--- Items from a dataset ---
** BEGIN **

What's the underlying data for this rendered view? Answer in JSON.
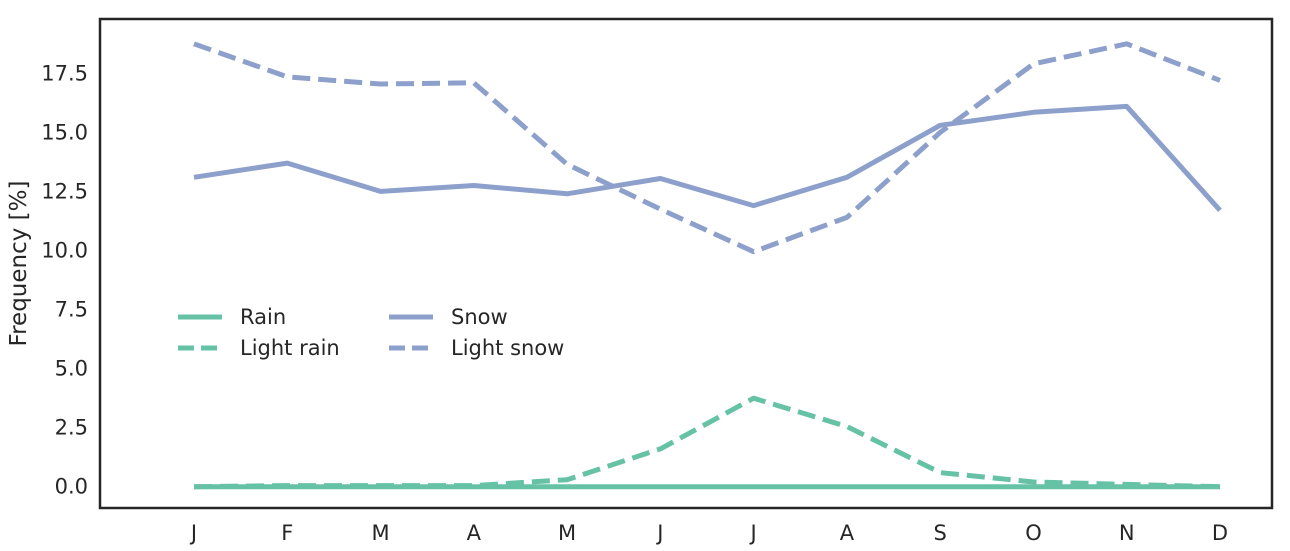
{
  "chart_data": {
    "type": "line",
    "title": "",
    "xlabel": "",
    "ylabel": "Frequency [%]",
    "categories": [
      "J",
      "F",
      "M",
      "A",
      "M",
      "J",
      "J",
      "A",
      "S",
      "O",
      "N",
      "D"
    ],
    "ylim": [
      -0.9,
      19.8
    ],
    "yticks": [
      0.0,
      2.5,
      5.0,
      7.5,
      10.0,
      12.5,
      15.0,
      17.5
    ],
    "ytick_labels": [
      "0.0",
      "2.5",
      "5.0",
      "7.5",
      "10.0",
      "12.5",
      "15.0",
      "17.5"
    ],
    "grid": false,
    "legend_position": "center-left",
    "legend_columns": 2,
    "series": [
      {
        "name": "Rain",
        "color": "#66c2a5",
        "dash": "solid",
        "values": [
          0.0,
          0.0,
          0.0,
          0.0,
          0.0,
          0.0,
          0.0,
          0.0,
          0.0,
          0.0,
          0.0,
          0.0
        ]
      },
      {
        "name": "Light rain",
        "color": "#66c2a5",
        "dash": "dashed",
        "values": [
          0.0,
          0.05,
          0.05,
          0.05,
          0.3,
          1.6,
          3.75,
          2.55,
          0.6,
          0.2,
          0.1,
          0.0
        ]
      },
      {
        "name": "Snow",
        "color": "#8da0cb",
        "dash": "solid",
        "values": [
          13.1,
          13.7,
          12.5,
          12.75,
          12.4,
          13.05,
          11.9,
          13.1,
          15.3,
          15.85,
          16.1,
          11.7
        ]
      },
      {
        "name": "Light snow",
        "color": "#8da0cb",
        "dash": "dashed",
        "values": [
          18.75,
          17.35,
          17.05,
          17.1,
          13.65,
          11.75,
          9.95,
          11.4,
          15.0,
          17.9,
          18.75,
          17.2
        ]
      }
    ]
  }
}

** END **

--- What you are asked to do ---
Without the pictures, restate each entry exactly.

--- Right answer ---
What's the underlying data for this rendered view? Answer in JSON.
{
  "chart_data": {
    "type": "line",
    "title": "",
    "xlabel": "",
    "ylabel": "Frequency [%]",
    "categories": [
      "J",
      "F",
      "M",
      "A",
      "M",
      "J",
      "J",
      "A",
      "S",
      "O",
      "N",
      "D"
    ],
    "ylim": [
      -0.9,
      19.8
    ],
    "yticks": [
      0.0,
      2.5,
      5.0,
      7.5,
      10.0,
      12.5,
      15.0,
      17.5
    ],
    "ytick_labels": [
      "0.0",
      "2.5",
      "5.0",
      "7.5",
      "10.0",
      "12.5",
      "15.0",
      "17.5"
    ],
    "grid": false,
    "legend_position": "center-left",
    "legend_columns": 2,
    "series": [
      {
        "name": "Rain",
        "color": "#66c2a5",
        "dash": "solid",
        "values": [
          0.0,
          0.0,
          0.0,
          0.0,
          0.0,
          0.0,
          0.0,
          0.0,
          0.0,
          0.0,
          0.0,
          0.0
        ]
      },
      {
        "name": "Light rain",
        "color": "#66c2a5",
        "dash": "dashed",
        "values": [
          0.0,
          0.05,
          0.05,
          0.05,
          0.3,
          1.6,
          3.75,
          2.55,
          0.6,
          0.2,
          0.1,
          0.0
        ]
      },
      {
        "name": "Snow",
        "color": "#8da0cb",
        "dash": "solid",
        "values": [
          13.1,
          13.7,
          12.5,
          12.75,
          12.4,
          13.05,
          11.9,
          13.1,
          15.3,
          15.85,
          16.1,
          11.7
        ]
      },
      {
        "name": "Light snow",
        "color": "#8da0cb",
        "dash": "dashed",
        "values": [
          18.75,
          17.35,
          17.05,
          17.1,
          13.65,
          11.75,
          9.95,
          11.4,
          15.0,
          17.9,
          18.75,
          17.2
        ]
      }
    ]
  }
}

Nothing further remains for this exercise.